⟨

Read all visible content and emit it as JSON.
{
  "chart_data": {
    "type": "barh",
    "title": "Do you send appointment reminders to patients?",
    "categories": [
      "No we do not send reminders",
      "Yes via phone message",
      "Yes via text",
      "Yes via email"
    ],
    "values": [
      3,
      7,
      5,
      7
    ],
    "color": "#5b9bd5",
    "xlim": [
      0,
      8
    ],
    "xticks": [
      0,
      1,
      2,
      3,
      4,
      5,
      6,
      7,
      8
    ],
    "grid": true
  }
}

⟩
⟨

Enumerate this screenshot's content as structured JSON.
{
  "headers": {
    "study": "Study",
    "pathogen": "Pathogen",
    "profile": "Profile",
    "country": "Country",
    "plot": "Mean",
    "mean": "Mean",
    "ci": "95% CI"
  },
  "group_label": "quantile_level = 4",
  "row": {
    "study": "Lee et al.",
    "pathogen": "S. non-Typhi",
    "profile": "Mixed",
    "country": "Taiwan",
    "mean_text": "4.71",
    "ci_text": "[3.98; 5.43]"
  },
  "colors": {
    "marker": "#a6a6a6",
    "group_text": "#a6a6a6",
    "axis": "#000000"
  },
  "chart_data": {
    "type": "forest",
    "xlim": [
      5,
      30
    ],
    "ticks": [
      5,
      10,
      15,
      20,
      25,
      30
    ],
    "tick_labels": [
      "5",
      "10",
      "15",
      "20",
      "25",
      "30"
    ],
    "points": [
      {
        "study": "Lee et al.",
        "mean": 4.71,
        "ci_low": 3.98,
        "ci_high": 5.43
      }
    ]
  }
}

⟩

* EXERCISE DIRECTIONS
If a line in the listing includes the word "send", it counts; report the number of such lines and nothing else.

* ANSWER SPACE
2